** Extract to read **
=======

By Rezo Kvatchrelishvili
Promotion of Georgian grape varieties in the US is associated with the name of Konstantin Frank of German origin, who obtained his PhD in viticulture and wine-making from Odessa Polytechnic University, later worked in Georgia (most likely in Samtrest and its vineyards) and left for the United States in the beginning of the 50s.
After arriving in the US, Dr. Frank worked at the agricultural experiment nursery of Cornell University, NY, and then consulted for one of the wineries in the area. Since 1962 he founded his own wine company, where he started planting of the European vitis vinifera grape varieties, including Rkatsiteli and Saperavi.
Throughout his career, Dr. Frank tried to prove that the high quality grapes could be grown on the East Coast of America, even under the strict climate conditions of the Finger Lakes AVA of New York. His grandson – Frederic Frank – current owner of the wine company notes that his grandfather was convinced of the potential to grow Saperavi and Rkatsiteli. At the moment Vinifera Wine Cellars owns up to 4 hectares of Rkatsiteli and 0.5 hectares of Saperavi vineyards.

=======

** Data rows **
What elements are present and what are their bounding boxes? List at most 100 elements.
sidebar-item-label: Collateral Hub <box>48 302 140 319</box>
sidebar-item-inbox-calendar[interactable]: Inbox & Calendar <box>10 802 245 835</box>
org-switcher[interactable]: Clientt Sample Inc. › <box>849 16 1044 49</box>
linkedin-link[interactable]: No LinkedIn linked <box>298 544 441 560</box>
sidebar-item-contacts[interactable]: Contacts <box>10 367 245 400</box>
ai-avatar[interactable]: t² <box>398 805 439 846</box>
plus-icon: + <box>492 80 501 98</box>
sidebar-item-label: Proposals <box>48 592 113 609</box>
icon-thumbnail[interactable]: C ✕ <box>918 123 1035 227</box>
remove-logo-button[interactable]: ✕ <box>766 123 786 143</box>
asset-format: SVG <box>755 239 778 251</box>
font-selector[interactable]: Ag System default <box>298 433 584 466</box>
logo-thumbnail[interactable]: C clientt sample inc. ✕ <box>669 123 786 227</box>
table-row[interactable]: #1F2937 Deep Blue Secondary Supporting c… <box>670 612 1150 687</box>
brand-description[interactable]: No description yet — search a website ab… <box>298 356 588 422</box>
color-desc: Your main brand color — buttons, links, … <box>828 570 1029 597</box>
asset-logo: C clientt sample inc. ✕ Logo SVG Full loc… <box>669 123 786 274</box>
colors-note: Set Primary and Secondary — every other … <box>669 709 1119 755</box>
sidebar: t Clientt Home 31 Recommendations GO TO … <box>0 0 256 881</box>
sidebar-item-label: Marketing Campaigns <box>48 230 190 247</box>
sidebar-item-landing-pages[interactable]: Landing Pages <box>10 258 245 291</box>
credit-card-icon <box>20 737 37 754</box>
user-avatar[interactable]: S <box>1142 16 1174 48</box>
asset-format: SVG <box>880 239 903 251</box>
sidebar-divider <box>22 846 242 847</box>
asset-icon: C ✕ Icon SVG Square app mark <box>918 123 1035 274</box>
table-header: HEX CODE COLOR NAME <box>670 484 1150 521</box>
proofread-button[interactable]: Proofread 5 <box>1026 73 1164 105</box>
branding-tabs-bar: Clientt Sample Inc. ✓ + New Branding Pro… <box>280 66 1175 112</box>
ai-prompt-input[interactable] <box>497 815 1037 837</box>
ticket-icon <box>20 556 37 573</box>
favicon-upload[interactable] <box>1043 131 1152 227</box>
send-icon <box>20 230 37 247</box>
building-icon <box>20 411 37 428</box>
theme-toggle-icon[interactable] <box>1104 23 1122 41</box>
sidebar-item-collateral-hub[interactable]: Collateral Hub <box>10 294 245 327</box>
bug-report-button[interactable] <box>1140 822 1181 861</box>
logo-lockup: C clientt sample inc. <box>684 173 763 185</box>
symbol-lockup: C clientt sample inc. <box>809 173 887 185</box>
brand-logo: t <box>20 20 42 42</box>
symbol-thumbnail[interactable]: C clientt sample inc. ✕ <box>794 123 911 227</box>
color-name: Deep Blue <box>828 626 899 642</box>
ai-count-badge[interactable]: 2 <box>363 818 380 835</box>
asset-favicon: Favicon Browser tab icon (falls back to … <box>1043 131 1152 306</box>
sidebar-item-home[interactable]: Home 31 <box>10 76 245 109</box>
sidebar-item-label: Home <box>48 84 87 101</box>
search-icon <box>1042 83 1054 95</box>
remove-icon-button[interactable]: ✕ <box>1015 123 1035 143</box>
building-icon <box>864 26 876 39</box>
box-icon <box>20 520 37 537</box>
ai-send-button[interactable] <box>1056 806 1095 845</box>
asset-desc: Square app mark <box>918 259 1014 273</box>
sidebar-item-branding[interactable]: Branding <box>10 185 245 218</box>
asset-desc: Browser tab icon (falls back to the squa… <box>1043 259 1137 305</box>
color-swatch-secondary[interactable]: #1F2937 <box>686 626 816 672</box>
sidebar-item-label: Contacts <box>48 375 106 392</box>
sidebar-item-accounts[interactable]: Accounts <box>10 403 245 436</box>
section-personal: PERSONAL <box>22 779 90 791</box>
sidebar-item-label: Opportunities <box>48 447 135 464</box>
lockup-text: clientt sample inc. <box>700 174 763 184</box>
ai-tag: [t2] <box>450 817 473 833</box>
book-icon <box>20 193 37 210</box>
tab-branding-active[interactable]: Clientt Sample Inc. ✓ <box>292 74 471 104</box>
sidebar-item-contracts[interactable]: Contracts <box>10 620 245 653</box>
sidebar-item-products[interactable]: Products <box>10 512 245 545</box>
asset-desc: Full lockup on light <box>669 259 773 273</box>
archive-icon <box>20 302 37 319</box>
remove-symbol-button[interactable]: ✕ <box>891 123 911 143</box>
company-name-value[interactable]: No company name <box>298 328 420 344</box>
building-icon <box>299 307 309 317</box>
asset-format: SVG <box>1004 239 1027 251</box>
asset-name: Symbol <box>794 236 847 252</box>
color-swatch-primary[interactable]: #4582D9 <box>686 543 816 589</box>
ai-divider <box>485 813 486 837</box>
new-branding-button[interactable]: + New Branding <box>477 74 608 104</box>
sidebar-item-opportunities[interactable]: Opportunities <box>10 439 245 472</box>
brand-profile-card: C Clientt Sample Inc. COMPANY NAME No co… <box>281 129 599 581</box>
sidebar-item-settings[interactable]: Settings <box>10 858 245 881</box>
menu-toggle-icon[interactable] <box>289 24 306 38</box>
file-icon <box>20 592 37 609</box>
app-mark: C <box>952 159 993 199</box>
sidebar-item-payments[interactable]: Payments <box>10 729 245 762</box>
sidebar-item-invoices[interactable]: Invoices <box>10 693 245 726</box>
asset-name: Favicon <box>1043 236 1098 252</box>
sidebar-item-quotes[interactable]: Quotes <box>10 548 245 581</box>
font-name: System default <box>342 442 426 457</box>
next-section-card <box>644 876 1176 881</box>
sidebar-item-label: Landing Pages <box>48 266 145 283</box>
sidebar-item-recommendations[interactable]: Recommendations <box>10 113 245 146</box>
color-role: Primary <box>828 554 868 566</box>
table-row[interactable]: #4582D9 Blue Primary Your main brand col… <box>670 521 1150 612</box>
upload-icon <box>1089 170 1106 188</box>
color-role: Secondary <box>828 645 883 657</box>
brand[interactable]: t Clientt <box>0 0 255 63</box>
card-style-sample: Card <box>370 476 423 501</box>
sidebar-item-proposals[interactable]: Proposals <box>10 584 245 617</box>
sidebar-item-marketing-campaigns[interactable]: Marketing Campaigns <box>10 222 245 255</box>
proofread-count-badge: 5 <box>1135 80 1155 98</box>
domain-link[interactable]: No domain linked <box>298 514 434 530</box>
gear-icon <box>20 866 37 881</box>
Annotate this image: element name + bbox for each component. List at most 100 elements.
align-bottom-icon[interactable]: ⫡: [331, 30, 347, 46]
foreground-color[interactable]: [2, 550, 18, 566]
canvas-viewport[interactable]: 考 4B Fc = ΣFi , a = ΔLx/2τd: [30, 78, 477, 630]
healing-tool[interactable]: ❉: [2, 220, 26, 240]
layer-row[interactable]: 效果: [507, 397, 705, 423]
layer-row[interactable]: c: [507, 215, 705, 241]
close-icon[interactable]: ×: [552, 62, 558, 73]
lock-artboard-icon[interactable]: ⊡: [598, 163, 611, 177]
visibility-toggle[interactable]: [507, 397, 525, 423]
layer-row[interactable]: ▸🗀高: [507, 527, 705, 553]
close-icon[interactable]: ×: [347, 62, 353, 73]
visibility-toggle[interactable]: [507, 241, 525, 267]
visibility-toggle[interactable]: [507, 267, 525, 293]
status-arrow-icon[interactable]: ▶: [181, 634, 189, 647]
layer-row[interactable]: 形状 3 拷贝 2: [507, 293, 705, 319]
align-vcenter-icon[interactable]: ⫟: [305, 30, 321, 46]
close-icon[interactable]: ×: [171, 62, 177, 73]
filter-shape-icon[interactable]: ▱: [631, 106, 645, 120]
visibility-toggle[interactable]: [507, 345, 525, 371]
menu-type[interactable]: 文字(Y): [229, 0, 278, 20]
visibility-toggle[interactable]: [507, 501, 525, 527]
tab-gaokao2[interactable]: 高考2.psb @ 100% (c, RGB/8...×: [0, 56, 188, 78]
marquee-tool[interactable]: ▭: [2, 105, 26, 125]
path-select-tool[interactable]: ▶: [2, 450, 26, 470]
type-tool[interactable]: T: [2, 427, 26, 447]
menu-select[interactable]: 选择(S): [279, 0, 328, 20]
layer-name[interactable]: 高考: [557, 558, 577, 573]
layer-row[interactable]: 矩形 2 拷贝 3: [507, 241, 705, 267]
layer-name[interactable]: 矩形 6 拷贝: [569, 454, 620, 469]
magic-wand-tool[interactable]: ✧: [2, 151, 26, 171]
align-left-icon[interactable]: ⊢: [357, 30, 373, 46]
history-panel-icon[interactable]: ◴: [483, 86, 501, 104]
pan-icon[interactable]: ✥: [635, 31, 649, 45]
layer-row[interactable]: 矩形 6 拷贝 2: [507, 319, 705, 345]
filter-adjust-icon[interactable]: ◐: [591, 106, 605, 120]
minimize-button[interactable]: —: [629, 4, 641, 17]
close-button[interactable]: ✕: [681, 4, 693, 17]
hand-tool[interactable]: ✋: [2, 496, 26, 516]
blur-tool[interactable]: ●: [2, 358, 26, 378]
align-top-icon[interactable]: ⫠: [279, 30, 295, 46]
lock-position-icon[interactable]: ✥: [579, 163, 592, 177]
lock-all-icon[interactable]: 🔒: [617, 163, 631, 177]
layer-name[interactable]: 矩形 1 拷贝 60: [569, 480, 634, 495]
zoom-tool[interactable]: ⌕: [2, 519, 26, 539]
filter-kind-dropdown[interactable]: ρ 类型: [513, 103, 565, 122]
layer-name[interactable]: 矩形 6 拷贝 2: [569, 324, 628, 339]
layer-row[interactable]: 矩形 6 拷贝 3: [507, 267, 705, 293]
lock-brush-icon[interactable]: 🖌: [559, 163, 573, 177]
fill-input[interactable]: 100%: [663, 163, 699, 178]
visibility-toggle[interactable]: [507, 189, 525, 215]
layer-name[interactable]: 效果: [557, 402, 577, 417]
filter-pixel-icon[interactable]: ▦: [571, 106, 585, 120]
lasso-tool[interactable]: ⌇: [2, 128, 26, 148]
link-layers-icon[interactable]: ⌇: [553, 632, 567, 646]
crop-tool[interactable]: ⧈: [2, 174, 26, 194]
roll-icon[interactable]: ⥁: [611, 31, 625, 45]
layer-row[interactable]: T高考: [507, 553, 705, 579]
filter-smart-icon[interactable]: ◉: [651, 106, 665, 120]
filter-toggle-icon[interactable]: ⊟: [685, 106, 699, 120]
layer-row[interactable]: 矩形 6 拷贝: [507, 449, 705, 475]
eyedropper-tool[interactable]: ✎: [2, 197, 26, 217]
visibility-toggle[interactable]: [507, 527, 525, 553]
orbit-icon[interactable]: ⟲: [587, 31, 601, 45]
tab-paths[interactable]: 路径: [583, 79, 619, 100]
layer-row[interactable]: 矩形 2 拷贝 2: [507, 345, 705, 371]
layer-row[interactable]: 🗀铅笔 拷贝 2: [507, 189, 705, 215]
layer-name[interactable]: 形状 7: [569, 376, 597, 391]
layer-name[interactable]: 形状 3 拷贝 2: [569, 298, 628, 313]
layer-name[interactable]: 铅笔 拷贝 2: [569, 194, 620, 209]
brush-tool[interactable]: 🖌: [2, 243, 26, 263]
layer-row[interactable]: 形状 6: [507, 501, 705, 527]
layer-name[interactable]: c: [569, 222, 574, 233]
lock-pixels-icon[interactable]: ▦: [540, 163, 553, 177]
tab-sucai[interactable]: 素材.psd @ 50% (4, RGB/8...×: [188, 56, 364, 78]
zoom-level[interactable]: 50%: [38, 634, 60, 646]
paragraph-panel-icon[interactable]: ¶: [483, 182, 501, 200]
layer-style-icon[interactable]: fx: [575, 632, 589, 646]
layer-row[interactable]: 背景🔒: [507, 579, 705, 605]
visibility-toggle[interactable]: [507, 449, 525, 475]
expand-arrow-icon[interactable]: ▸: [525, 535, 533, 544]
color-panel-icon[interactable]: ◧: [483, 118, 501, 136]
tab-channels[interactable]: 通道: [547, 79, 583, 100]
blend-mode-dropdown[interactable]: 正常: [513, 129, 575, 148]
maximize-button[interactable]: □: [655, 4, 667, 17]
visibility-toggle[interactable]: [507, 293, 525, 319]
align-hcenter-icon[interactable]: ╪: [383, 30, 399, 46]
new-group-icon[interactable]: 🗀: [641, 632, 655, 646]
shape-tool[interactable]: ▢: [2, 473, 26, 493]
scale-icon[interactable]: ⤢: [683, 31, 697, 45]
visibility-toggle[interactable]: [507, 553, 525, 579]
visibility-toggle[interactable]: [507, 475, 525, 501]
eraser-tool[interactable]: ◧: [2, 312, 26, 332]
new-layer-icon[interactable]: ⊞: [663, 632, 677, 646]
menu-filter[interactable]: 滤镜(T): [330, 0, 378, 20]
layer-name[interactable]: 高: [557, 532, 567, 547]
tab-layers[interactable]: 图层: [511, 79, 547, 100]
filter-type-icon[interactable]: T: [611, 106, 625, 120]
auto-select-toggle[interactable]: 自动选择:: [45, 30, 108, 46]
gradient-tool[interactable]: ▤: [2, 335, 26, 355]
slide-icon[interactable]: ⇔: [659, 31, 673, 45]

=======

** Set exercise A **
Decide whether each statement agrees with the article on Georgian grape varieties in the US: (i) Konstantin Frank received his PhD from Odessa Polytechnic University; (ii) Frederic Frank is Konstantin Frank's son; (iii) Vinifera Wine Cellars has more Saperavi than Rkatsiteli vineyards. For each, answer yes or no and quote the words from the article that settle it.
** Set exercise B **
From the article on Georgian grape varieties in the US, return verbatim the part that opens with the words containing "After arriving in" and closes with "of Saperavi vineyards.".

** Final result A **
(i) Yes: "obtained his PhD in viticulture and wine-making from Odessa Polytechnic University"
(ii) No: "His grandson – Frederic Frank – current owner of the wine company"
(iii) No: "up to 4 hectares of Rkatsiteli and 0.5 hectares of Saperavi vineyards"

** Final result B **
After arriving in the US, Dr. Frank worked at the agricultural experiment nursery of Cornell University, NY, and then consulted for one of the wineries in the area. Since 1962 he founded his own wine company, where he started planting of the European vitis vinifera grape varieties, including Rkatsiteli and Saperavi.
Throughout his career, Dr. Frank tried to prove that the high quality grapes could be grown on the East Coast of America, even under the strict climate conditions of the Finger Lakes AVA of New York. His grandson – Frederic Frank – current owner of the wine company notes that his grandfather was convinced of the potential to grow Saperavi and Rkatsiteli. At the moment Vinifera Wine Cellars owns up to 4 hectares of Rkatsiteli and 0.5 hectares of Saperavi vineyards.